Transcribe all the entries word for word, skipping the pictures.

__Collected data__:
+-------+

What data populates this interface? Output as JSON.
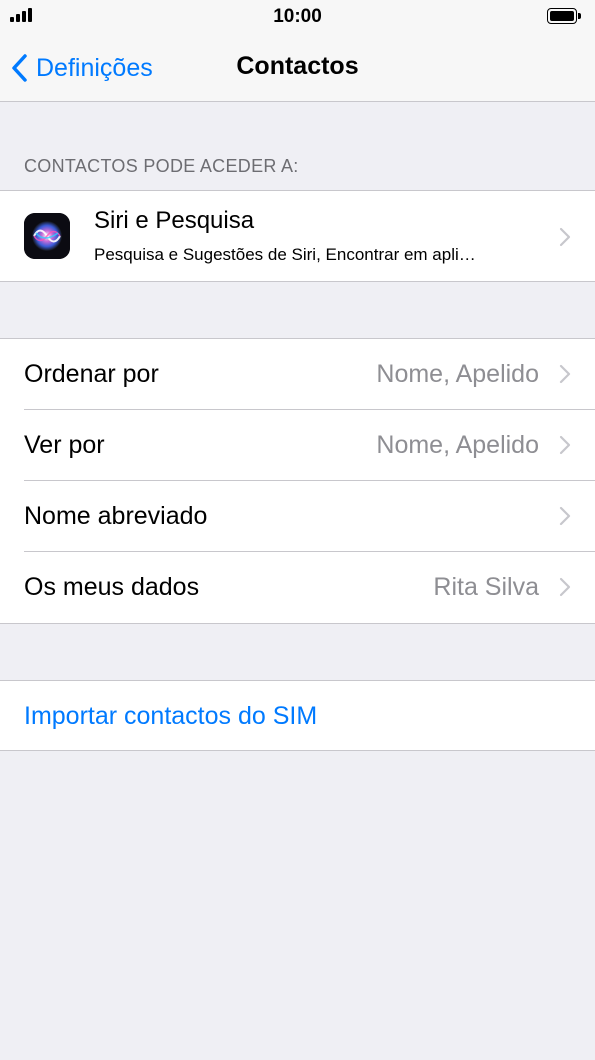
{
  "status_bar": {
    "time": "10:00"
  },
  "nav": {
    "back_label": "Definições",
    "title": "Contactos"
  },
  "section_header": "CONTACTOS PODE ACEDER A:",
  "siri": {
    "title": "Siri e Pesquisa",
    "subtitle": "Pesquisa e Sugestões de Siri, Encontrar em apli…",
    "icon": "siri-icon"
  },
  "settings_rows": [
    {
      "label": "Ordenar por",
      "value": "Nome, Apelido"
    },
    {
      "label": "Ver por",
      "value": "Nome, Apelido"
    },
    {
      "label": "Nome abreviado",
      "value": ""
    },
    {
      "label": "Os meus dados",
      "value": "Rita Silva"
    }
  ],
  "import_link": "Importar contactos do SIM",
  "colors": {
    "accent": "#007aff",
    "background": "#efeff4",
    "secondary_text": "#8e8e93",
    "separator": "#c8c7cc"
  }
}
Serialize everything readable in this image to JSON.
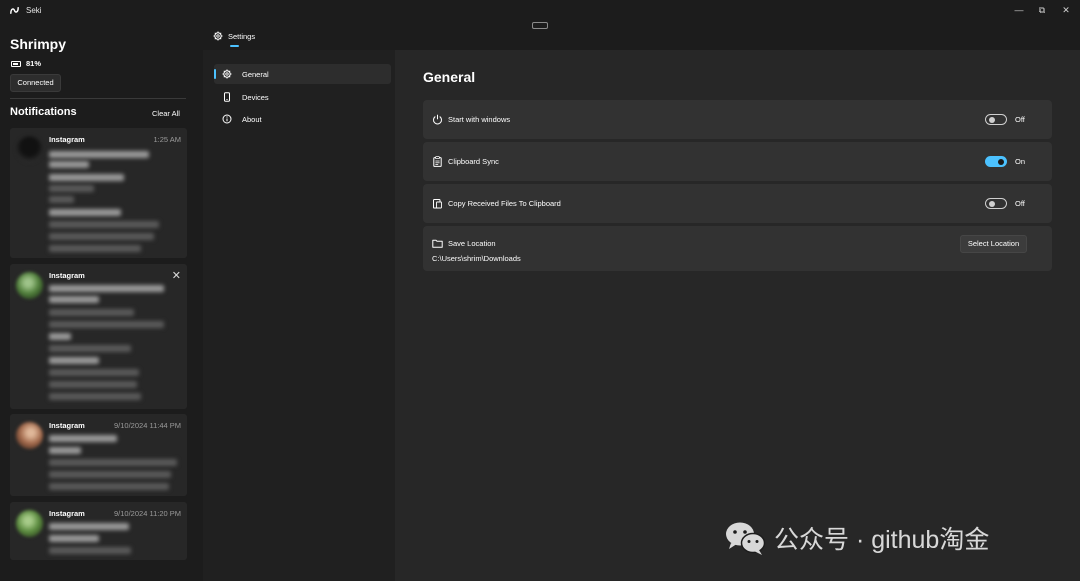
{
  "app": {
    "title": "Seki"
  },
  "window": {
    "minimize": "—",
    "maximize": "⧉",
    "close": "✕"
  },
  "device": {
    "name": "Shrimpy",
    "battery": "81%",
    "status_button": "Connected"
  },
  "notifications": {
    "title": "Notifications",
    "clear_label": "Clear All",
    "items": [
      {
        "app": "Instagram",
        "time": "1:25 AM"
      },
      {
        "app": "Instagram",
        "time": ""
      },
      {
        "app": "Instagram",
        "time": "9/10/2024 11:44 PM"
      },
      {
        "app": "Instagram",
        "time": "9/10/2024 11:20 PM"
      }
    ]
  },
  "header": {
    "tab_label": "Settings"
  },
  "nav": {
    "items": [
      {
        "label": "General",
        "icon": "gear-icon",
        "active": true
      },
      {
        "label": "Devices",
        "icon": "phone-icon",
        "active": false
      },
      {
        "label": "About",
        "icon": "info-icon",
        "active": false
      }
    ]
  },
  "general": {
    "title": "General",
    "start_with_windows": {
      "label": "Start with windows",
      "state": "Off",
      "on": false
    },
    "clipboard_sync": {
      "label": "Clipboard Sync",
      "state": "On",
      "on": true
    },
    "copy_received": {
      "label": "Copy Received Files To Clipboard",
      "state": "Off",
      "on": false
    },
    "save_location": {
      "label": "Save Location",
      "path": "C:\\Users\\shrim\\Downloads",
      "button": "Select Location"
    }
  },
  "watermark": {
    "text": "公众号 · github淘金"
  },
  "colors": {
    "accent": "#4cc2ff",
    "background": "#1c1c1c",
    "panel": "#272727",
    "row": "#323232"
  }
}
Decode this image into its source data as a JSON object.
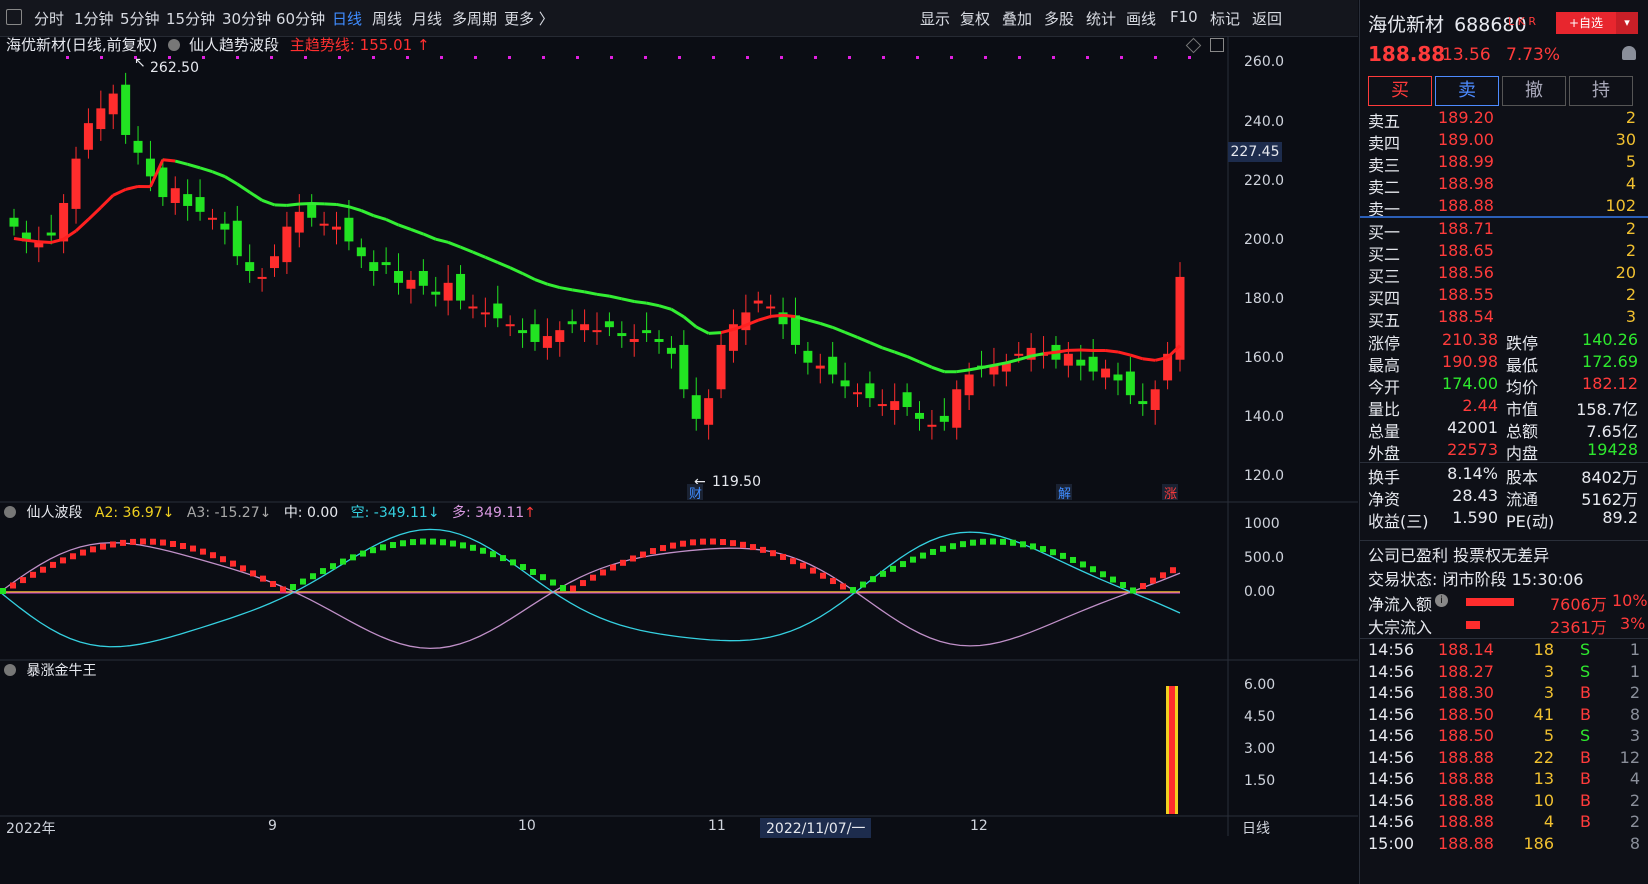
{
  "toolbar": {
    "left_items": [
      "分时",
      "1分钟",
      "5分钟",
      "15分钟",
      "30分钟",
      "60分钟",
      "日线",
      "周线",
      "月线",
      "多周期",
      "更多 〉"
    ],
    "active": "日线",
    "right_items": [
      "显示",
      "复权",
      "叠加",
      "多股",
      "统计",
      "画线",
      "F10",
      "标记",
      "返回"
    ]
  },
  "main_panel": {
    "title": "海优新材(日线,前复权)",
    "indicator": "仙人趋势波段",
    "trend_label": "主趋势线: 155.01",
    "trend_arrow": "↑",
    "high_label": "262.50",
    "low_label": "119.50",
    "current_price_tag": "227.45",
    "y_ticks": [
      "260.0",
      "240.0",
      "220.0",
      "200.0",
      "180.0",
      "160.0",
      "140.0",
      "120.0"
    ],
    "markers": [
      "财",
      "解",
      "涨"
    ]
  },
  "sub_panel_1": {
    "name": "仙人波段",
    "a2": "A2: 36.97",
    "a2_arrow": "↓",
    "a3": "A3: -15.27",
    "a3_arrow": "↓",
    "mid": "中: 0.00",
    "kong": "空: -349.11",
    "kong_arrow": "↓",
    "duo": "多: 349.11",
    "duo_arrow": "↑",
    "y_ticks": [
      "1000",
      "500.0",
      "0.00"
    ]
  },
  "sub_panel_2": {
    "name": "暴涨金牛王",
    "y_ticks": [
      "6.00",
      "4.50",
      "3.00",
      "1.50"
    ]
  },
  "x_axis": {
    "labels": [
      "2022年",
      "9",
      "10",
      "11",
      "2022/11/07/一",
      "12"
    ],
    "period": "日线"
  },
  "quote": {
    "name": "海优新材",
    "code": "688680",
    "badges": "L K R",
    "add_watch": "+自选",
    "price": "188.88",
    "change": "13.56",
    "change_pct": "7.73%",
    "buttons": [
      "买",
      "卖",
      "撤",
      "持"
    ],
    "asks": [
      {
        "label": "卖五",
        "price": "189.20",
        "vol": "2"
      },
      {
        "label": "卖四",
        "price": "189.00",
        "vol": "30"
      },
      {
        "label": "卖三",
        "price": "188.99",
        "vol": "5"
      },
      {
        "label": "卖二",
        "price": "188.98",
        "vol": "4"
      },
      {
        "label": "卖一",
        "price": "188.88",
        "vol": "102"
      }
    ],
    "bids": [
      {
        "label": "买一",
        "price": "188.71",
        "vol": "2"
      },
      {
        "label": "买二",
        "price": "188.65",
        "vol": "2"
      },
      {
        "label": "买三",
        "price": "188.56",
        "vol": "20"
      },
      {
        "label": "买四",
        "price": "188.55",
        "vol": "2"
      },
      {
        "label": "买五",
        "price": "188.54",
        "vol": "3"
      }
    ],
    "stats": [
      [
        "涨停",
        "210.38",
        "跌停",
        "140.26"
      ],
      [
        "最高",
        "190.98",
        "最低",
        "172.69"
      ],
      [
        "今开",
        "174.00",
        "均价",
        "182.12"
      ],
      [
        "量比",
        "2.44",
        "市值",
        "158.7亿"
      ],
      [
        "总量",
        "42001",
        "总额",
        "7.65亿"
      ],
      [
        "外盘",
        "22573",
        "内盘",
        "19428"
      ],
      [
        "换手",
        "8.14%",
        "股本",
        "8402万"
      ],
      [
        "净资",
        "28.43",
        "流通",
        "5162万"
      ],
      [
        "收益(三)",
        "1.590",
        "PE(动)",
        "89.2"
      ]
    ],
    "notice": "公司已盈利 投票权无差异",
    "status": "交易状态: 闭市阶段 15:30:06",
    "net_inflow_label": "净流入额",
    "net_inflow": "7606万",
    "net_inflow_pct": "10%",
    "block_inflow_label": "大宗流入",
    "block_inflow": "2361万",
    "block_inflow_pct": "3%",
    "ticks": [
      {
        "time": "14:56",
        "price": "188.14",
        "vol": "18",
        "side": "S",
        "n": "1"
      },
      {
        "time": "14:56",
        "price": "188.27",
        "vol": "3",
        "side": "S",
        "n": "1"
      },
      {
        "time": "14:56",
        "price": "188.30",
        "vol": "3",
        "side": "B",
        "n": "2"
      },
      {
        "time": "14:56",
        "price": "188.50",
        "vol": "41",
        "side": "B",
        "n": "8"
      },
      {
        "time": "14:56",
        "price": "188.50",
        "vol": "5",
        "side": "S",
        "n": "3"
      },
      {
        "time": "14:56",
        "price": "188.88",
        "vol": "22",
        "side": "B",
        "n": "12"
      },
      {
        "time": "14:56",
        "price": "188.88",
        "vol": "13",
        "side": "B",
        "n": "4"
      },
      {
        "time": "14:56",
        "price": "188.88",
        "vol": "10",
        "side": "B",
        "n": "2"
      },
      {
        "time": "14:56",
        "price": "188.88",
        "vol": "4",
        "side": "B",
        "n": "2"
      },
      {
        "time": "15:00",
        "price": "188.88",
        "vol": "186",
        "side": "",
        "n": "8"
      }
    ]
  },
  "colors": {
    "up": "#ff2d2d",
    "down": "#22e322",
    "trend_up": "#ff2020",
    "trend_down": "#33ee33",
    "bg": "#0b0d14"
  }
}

+-------+

__SOLUTION__:
What data populates this interface? Output as JSON.
{
  "status_bar": {
    "time": "10:00"
  },
  "nav": {
    "back_label": "Definições",
    "title": "Contactos"
  },
  "section_header": "CONTACTOS PODE ACEDER A:",
  "siri": {
    "title": "Siri e Pesquisa",
    "subtitle": "Pesquisa e Sugestões de Siri, Encontrar em apli…",
    "icon": "siri-icon"
  },
  "settings_rows": [
    {
      "label": "Ordenar por",
      "value": "Nome, Apelido"
    },
    {
      "label": "Ver por",
      "value": "Nome, Apelido"
    },
    {
      "label": "Nome abreviado",
      "value": ""
    },
    {
      "label": "Os meus dados",
      "value": "Rita Silva"
    }
  ],
  "import_link": "Importar contactos do SIM",
  "colors": {
    "accent": "#007aff",
    "background": "#efeff4",
    "secondary_text": "#8e8e93",
    "separator": "#c8c7cc"
  }
}
Serialize everything readable in this image to JSON.
{
  "app": {
    "title": "Seki"
  },
  "window": {
    "minimize": "—",
    "maximize": "⧉",
    "close": "✕"
  },
  "device": {
    "name": "Shrimpy",
    "battery": "81%",
    "status_button": "Connected"
  },
  "notifications": {
    "title": "Notifications",
    "clear_label": "Clear All",
    "items": [
      {
        "app": "Instagram",
        "time": "1:25 AM"
      },
      {
        "app": "Instagram",
        "time": ""
      },
      {
        "app": "Instagram",
        "time": "9/10/2024 11:44 PM"
      },
      {
        "app": "Instagram",
        "time": "9/10/2024 11:20 PM"
      }
    ]
  },
  "header": {
    "tab_label": "Settings"
  },
  "nav": {
    "items": [
      {
        "label": "General",
        "icon": "gear-icon",
        "active": true
      },
      {
        "label": "Devices",
        "icon": "phone-icon",
        "active": false
      },
      {
        "label": "About",
        "icon": "info-icon",
        "active": false
      }
    ]
  },
  "general": {
    "title": "General",
    "start_with_windows": {
      "label": "Start with windows",
      "state": "Off",
      "on": false
    },
    "clipboard_sync": {
      "label": "Clipboard Sync",
      "state": "On",
      "on": true
    },
    "copy_received": {
      "label": "Copy Received Files To Clipboard",
      "state": "Off",
      "on": false
    },
    "save_location": {
      "label": "Save Location",
      "path": "C:\\Users\\shrim\\Downloads",
      "button": "Select Location"
    }
  },
  "watermark": {
    "text": "公众号 · github淘金"
  },
  "colors": {
    "accent": "#4cc2ff",
    "background": "#1c1c1c",
    "panel": "#272727",
    "row": "#323232"
  }
}
Decode this image into its source data as a JSON object.
{
  "toolbar": {
    "left_items": [
      "分时",
      "1分钟",
      "5分钟",
      "15分钟",
      "30分钟",
      "60分钟",
      "日线",
      "周线",
      "月线",
      "多周期",
      "更多 〉"
    ],
    "active": "日线",
    "right_items": [
      "显示",
      "复权",
      "叠加",
      "多股",
      "统计",
      "画线",
      "F10",
      "标记",
      "返回"
    ]
  },
  "main_panel": {
    "title": "海优新材(日线,前复权)",
    "indicator": "仙人趋势波段",
    "trend_label": "主趋势线: 155.01",
    "trend_arrow": "↑",
    "high_label": "262.50",
    "low_label": "119.50",
    "current_price_tag": "227.45",
    "y_ticks": [
      "260.0",
      "240.0",
      "220.0",
      "200.0",
      "180.0",
      "160.0",
      "140.0",
      "120.0"
    ],
    "markers": [
      "财",
      "解",
      "涨"
    ]
  },
  "sub_panel_1": {
    "name": "仙人波段",
    "a2": "A2: 36.97",
    "a2_arrow": "↓",
    "a3": "A3: -15.27",
    "a3_arrow": "↓",
    "mid": "中: 0.00",
    "kong": "空: -349.11",
    "kong_arrow": "↓",
    "duo": "多: 349.11",
    "duo_arrow": "↑",
    "y_ticks": [
      "1000",
      "500.0",
      "0.00"
    ]
  },
  "sub_panel_2": {
    "name": "暴涨金牛王",
    "y_ticks": [
      "6.00",
      "4.50",
      "3.00",
      "1.50"
    ]
  },
  "x_axis": {
    "labels": [
      "2022年",
      "9",
      "10",
      "11",
      "2022/11/07/一",
      "12"
    ],
    "period": "日线"
  },
  "quote": {
    "name": "海优新材",
    "code": "688680",
    "badges": "L K R",
    "add_watch": "+自选",
    "price": "188.88",
    "change": "13.56",
    "change_pct": "7.73%",
    "buttons": [
      "买",
      "卖",
      "撤",
      "持"
    ],
    "asks": [
      {
        "label": "卖五",
        "price": "189.20",
        "vol": "2"
      },
      {
        "label": "卖四",
        "price": "189.00",
        "vol": "30"
      },
      {
        "label": "卖三",
        "price": "188.99",
        "vol": "5"
      },
      {
        "label": "卖二",
        "price": "188.98",
        "vol": "4"
      },
      {
        "label": "卖一",
        "price": "188.88",
        "vol": "102"
      }
    ],
    "bids": [
      {
        "label": "买一",
        "price": "188.71",
        "vol": "2"
      },
      {
        "label": "买二",
        "price": "188.65",
        "vol": "2"
      },
      {
        "label": "买三",
        "price": "188.56",
        "vol": "20"
      },
      {
        "label": "买四",
        "price": "188.55",
        "vol": "2"
      },
      {
        "label": "买五",
        "price": "188.54",
        "vol": "3"
      }
    ],
    "stats": [
      [
        "涨停",
        "210.38",
        "跌停",
        "140.26"
      ],
      [
        "最高",
        "190.98",
        "最低",
        "172.69"
      ],
      [
        "今开",
        "174.00",
        "均价",
        "182.12"
      ],
      [
        "量比",
        "2.44",
        "市值",
        "158.7亿"
      ],
      [
        "总量",
        "42001",
        "总额",
        "7.65亿"
      ],
      [
        "外盘",
        "22573",
        "内盘",
        "19428"
      ],
      [
        "换手",
        "8.14%",
        "股本",
        "8402万"
      ],
      [
        "净资",
        "28.43",
        "流通",
        "5162万"
      ],
      [
        "收益(三)",
        "1.590",
        "PE(动)",
        "89.2"
      ]
    ],
    "notice": "公司已盈利 投票权无差异",
    "status": "交易状态: 闭市阶段 15:30:06",
    "net_inflow_label": "净流入额",
    "net_inflow": "7606万",
    "net_inflow_pct": "10%",
    "block_inflow_label": "大宗流入",
    "block_inflow": "2361万",
    "block_inflow_pct": "3%",
    "ticks": [
      {
        "time": "14:56",
        "price": "188.14",
        "vol": "18",
        "side": "S",
        "n": "1"
      },
      {
        "time": "14:56",
        "price": "188.27",
        "vol": "3",
        "side": "S",
        "n": "1"
      },
      {
        "time": "14:56",
        "price": "188.30",
        "vol": "3",
        "side": "B",
        "n": "2"
      },
      {
        "time": "14:56",
        "price": "188.50",
        "vol": "41",
        "side": "B",
        "n": "8"
      },
      {
        "time": "14:56",
        "price": "188.50",
        "vol": "5",
        "side": "S",
        "n": "3"
      },
      {
        "time": "14:56",
        "price": "188.88",
        "vol": "22",
        "side": "B",
        "n": "12"
      },
      {
        "time": "14:56",
        "price": "188.88",
        "vol": "13",
        "side": "B",
        "n": "4"
      },
      {
        "time": "14:56",
        "price": "188.88",
        "vol": "10",
        "side": "B",
        "n": "2"
      },
      {
        "time": "14:56",
        "price": "188.88",
        "vol": "4",
        "side": "B",
        "n": "2"
      },
      {
        "time": "15:00",
        "price": "188.88",
        "vol": "186",
        "side": "",
        "n": "8"
      }
    ]
  },
  "colors": {
    "up": "#ff2d2d",
    "down": "#22e322",
    "trend_up": "#ff2020",
    "trend_down": "#33ee33",
    "bg": "#0b0d14"
  }
}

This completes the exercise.